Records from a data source
###
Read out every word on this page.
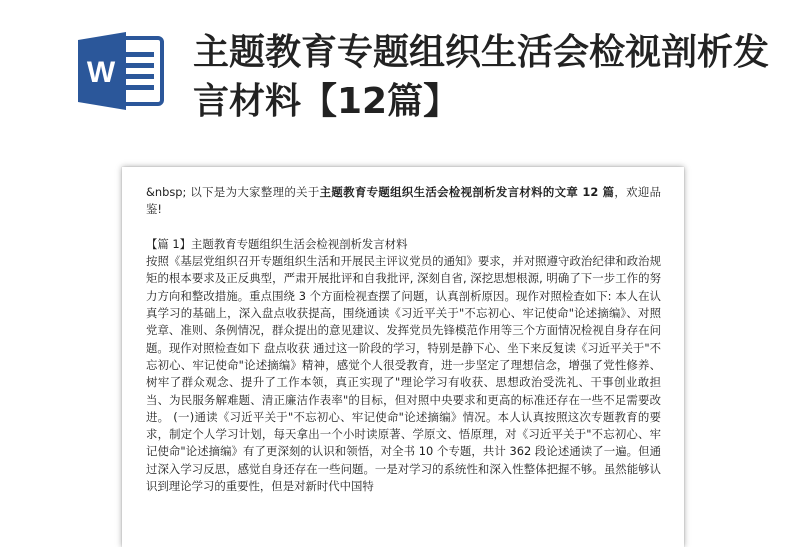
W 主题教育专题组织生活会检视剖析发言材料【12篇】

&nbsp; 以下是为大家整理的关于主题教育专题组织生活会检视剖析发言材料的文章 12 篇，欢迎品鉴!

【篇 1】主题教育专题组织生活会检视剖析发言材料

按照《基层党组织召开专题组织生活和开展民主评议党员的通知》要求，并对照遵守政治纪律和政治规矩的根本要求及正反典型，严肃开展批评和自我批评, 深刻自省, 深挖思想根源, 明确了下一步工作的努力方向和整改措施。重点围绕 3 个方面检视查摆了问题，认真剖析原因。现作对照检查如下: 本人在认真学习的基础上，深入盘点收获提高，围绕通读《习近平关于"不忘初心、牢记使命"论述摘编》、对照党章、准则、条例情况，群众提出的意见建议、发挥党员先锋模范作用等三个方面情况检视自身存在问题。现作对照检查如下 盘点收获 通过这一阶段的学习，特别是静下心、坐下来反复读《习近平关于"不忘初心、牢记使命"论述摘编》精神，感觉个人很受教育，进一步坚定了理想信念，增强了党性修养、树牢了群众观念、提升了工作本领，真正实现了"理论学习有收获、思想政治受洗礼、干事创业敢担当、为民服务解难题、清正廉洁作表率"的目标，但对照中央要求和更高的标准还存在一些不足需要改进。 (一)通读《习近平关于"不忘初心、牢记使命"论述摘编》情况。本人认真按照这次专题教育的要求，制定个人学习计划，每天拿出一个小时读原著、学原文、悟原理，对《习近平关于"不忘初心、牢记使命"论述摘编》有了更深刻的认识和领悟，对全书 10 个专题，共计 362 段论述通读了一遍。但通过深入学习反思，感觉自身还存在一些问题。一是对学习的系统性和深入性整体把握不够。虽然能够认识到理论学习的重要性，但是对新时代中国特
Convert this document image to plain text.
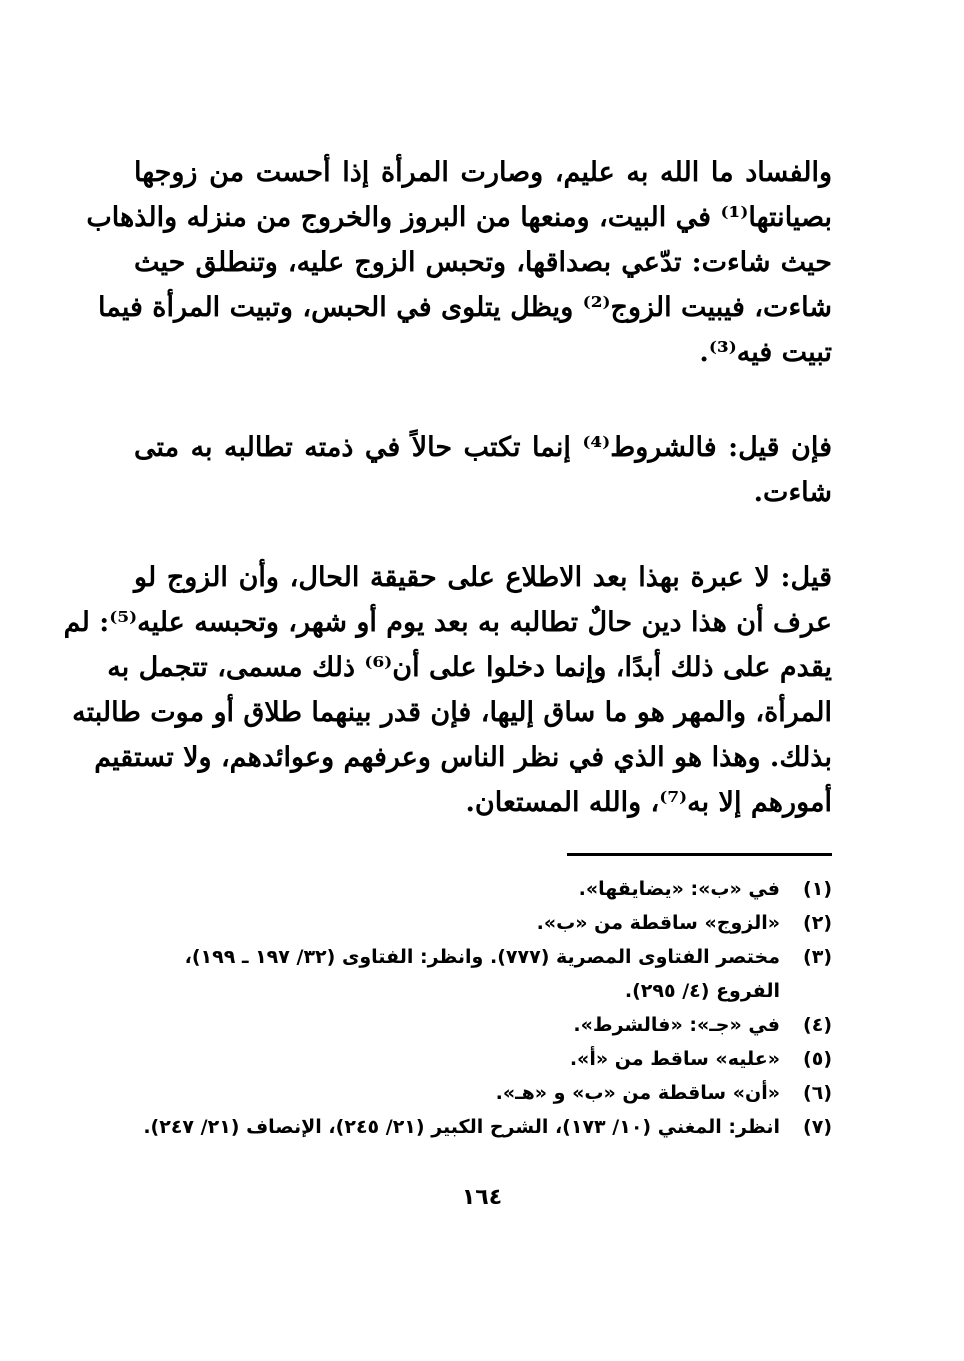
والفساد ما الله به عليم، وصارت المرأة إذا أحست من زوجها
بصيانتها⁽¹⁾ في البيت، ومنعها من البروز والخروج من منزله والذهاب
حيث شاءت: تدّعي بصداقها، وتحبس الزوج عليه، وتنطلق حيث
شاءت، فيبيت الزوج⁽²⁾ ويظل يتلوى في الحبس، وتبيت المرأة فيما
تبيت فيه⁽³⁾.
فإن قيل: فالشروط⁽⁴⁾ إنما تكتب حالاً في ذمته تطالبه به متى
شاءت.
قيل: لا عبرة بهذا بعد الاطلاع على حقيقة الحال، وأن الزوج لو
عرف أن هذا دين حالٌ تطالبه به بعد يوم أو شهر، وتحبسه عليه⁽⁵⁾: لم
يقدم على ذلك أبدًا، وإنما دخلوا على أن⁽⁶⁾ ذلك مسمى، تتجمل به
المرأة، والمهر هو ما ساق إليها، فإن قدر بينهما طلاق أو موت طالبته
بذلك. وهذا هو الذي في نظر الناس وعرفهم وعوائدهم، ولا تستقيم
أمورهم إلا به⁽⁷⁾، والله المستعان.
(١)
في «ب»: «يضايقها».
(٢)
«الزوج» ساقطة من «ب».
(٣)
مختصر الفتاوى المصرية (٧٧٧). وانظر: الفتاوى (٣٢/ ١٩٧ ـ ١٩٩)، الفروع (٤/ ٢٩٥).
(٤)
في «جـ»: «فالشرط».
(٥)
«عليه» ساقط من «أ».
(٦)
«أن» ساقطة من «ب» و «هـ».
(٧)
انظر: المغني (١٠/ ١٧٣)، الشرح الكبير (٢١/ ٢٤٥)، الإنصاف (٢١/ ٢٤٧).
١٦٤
###
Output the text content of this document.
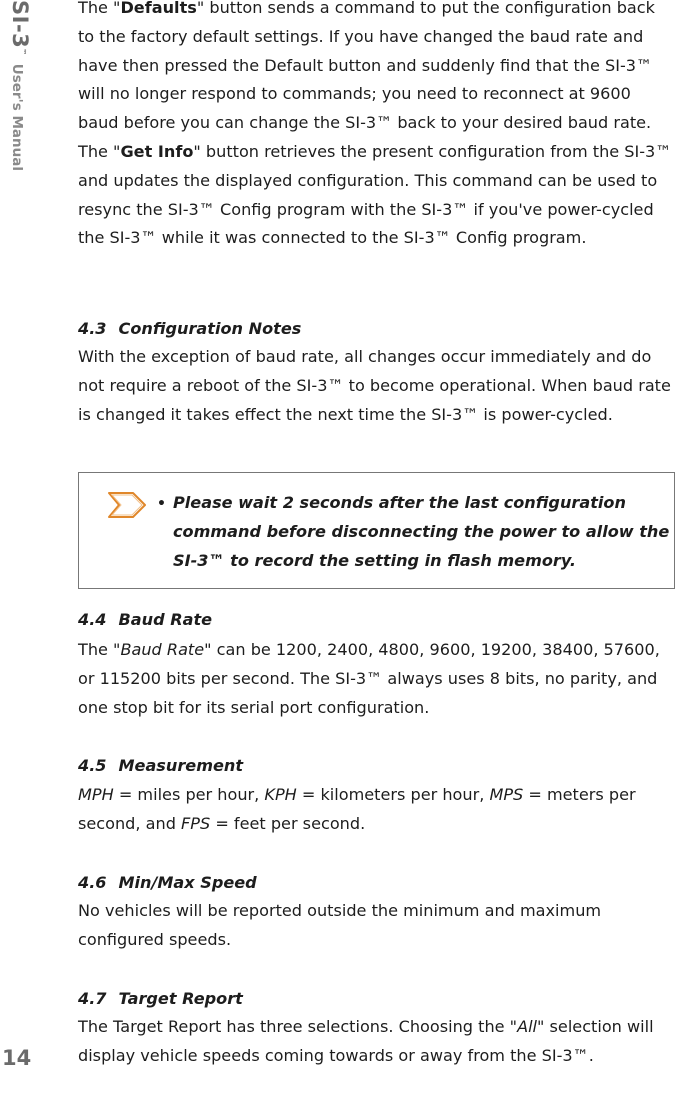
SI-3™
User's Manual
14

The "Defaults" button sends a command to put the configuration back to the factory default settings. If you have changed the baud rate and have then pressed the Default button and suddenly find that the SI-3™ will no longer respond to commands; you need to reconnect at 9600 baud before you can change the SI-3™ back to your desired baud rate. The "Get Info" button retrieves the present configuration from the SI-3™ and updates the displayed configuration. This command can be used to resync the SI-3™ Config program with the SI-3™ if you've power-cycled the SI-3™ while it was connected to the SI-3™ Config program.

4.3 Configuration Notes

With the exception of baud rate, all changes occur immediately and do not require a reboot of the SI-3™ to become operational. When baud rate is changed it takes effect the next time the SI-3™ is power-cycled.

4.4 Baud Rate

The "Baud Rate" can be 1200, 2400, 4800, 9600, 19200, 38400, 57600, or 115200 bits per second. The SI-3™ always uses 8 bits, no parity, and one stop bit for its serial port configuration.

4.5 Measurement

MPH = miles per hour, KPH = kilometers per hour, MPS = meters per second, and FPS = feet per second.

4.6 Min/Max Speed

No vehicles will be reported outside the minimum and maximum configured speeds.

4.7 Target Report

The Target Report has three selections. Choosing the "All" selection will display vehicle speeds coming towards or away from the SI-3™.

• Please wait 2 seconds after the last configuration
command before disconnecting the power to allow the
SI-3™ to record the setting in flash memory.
###
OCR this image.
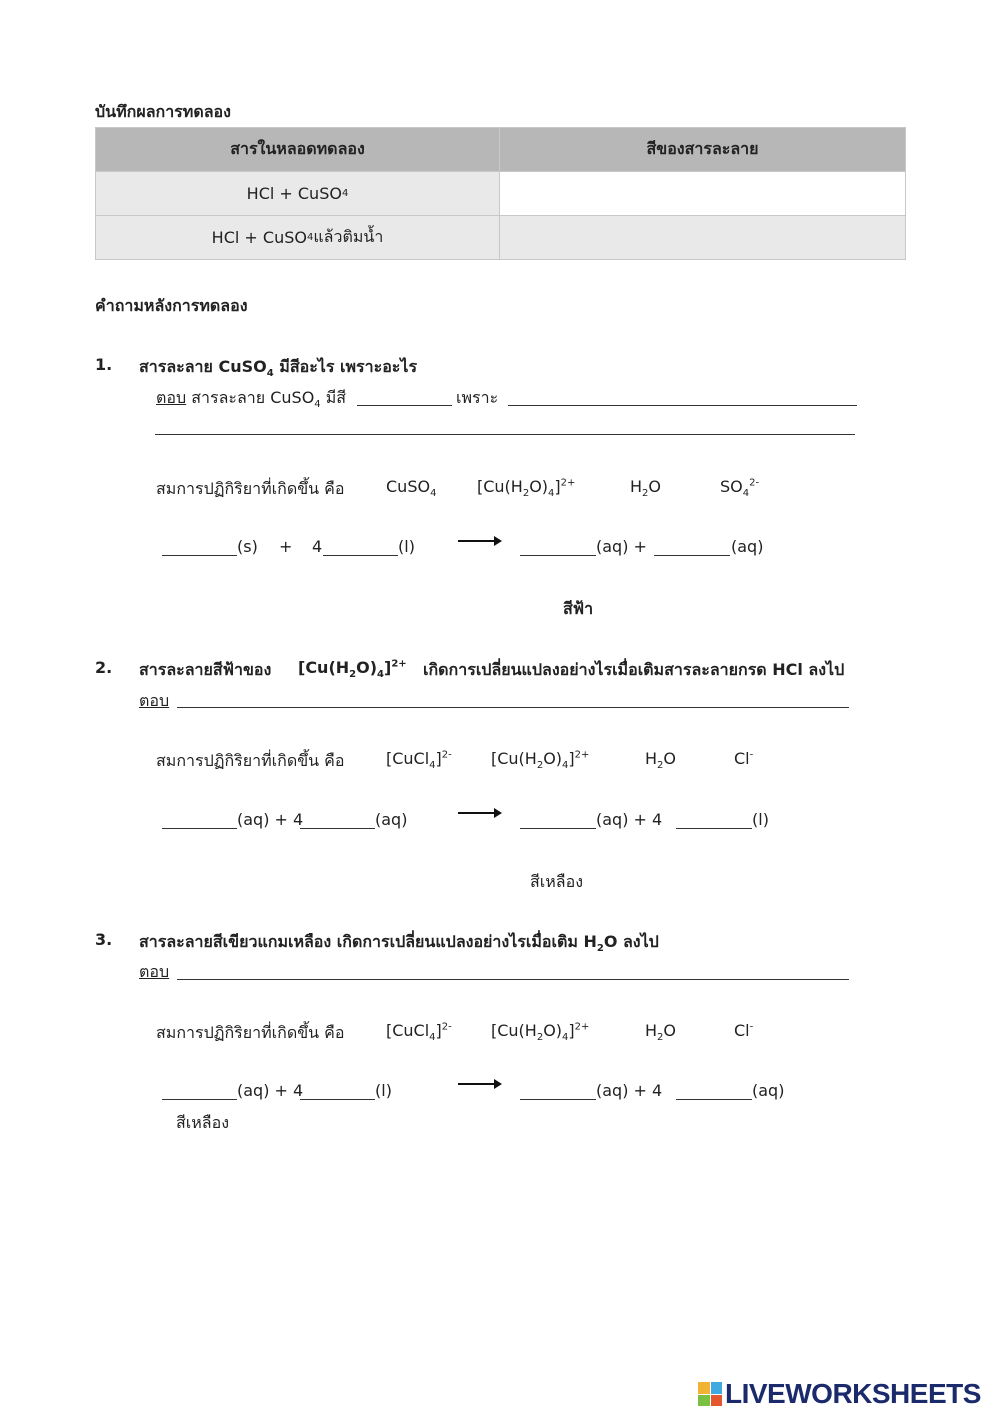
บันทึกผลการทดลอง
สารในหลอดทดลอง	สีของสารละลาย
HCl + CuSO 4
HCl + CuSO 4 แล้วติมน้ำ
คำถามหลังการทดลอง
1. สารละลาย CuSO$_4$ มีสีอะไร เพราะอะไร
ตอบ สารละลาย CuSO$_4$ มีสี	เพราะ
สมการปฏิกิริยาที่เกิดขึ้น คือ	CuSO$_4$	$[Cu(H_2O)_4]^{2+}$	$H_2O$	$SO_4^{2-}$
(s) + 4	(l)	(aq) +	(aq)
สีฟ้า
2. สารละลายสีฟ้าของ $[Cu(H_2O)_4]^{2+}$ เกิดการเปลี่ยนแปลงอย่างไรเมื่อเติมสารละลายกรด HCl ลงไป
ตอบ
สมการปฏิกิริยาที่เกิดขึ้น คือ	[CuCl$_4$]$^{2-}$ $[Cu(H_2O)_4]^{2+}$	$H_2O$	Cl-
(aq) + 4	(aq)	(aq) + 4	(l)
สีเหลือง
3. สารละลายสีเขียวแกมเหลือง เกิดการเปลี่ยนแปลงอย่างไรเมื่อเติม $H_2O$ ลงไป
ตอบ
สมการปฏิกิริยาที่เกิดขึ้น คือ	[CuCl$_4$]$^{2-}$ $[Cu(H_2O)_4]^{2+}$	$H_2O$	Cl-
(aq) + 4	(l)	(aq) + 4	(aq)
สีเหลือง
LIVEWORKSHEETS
###
**Given problem**
Return every line holding the word "Target" from the records.

**Task response**
4.7 Target Report
The Target Report has three selections. Choosing the "All" selection will display vehicle speeds coming towards or away from the SI-3™.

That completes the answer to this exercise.